● **PROMPT**
Using the records below, locate all lines containing "name" and return them.

start EXTRACTED ENTRIES

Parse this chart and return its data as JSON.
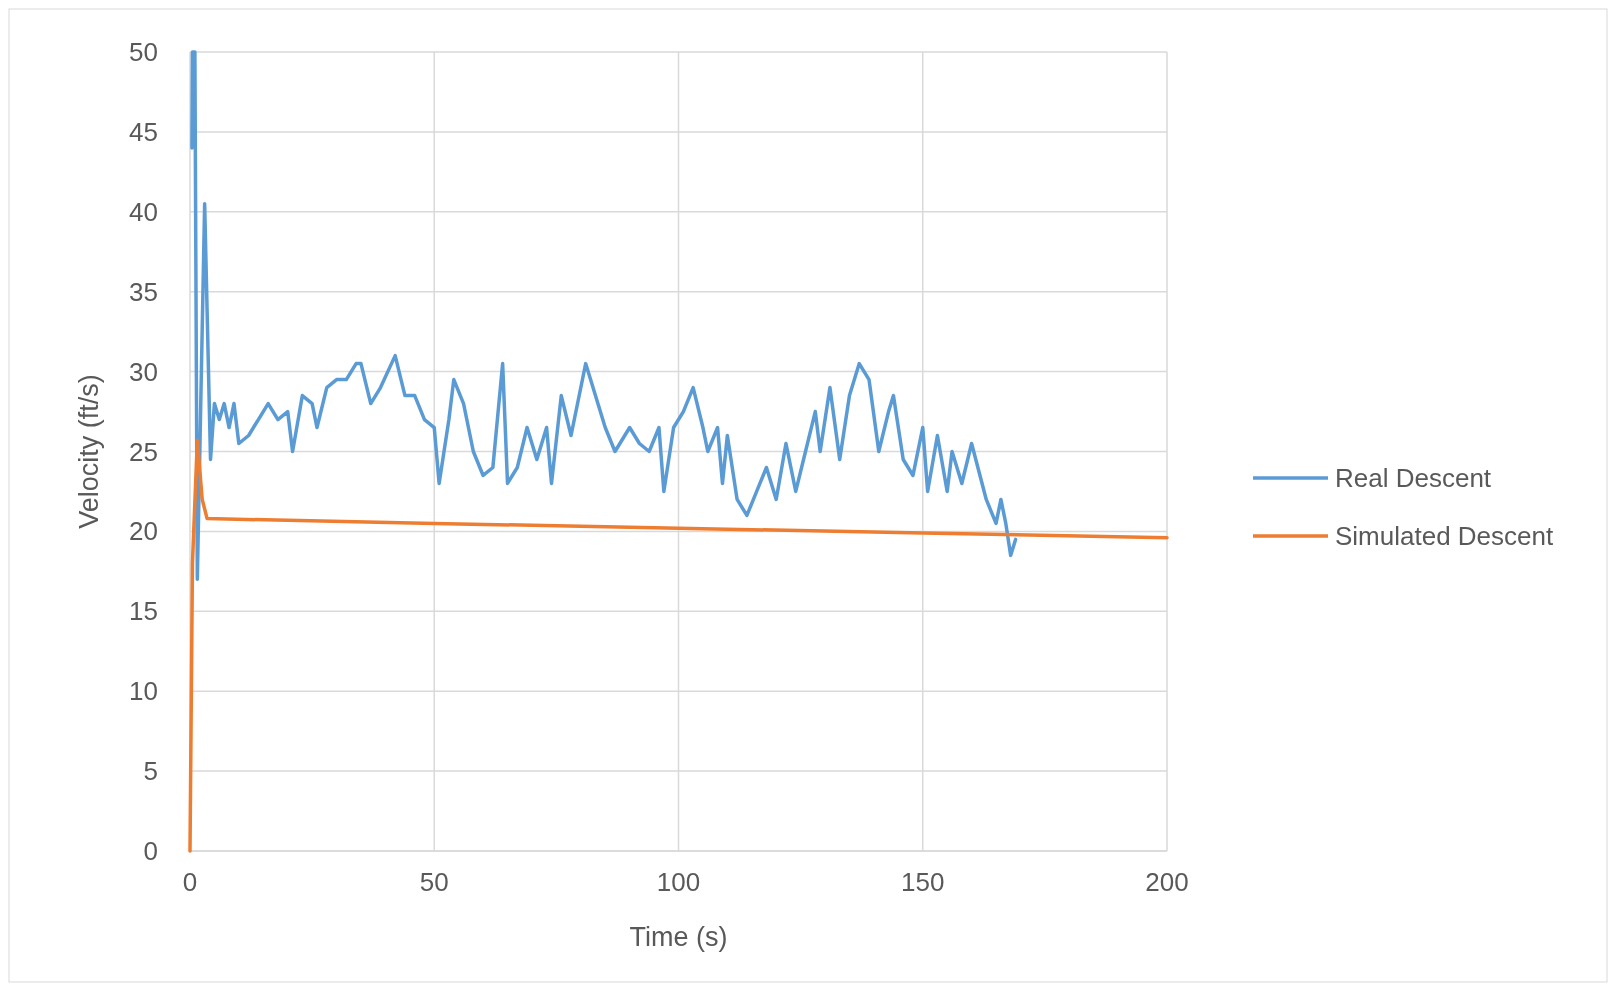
{
  "chart_data": {
    "type": "line",
    "xlabel": "Time (s)",
    "ylabel": "Velocity (ft/s)",
    "xlim": [
      0,
      200
    ],
    "xticks": [
      0,
      50,
      100,
      150,
      200
    ],
    "ylim": [
      0,
      50
    ],
    "yticks": [
      0,
      5,
      10,
      15,
      20,
      25,
      30,
      35,
      40,
      45,
      50
    ],
    "grid": true,
    "legend": "right",
    "line_style": "solid",
    "series": [
      {
        "name": "Real Descent",
        "color": "#5b9bd5",
        "x": [
          0.4,
          0.5,
          1.0,
          1.5,
          3.0,
          4.2,
          5,
          6,
          7,
          8,
          9,
          10,
          12,
          14,
          16,
          18,
          20,
          21,
          23,
          25,
          26,
          28,
          30,
          32,
          34,
          35,
          37,
          39,
          42,
          44,
          46,
          48,
          50,
          51,
          53,
          54,
          56,
          58,
          60,
          62,
          64,
          65,
          67,
          69,
          71,
          73,
          74,
          76,
          78,
          81,
          83,
          85,
          87,
          90,
          92,
          94,
          96,
          97,
          98,
          99,
          101,
          103,
          105,
          106,
          108,
          109,
          110,
          112,
          114,
          116,
          118,
          120,
          122,
          124,
          126,
          128,
          129,
          131,
          133,
          135,
          137,
          139,
          141,
          143,
          144,
          146,
          148,
          150,
          151,
          153,
          155,
          156,
          158,
          160,
          163,
          165,
          166,
          167,
          168,
          169
        ],
        "values": [
          44,
          50,
          50,
          17,
          40.5,
          24.5,
          28,
          27,
          28,
          26.5,
          28,
          25.5,
          26,
          27,
          28,
          27,
          27.5,
          25,
          28.5,
          28,
          26.5,
          29,
          29.5,
          29.5,
          30.5,
          30.5,
          28,
          29,
          31,
          28.5,
          28.5,
          27,
          26.5,
          23,
          27,
          29.5,
          28,
          25,
          23.5,
          24,
          30.5,
          23,
          24,
          26.5,
          24.5,
          26.5,
          23,
          28.5,
          26,
          30.5,
          28.5,
          26.5,
          25,
          26.5,
          25.5,
          25,
          26.5,
          22.5,
          24.5,
          26.5,
          27.5,
          29,
          26.5,
          25,
          26.5,
          23,
          26,
          22,
          21,
          22.5,
          24,
          22,
          25.5,
          22.5,
          25,
          27.5,
          25,
          29,
          24.5,
          28.5,
          30.5,
          29.5,
          25,
          27.5,
          28.5,
          24.5,
          23.5,
          26.5,
          22.5,
          26,
          22.5,
          25,
          23,
          25.5,
          22,
          20.5,
          22,
          20.5,
          18.5,
          19.5
        ]
      },
      {
        "name": "Simulated Descent",
        "color": "#ed7d31",
        "x": [
          0,
          0.5,
          1.5,
          2.5,
          3.5,
          50,
          100,
          150,
          200
        ],
        "values": [
          0,
          18,
          25.7,
          22,
          20.8,
          20.5,
          20.2,
          19.9,
          19.6
        ]
      }
    ]
  }
}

end EXTRACTED ENTRIES

● **PROBLEM SOLUTION**
        "name": "Real Descent",
        "name": "Simulated Descent",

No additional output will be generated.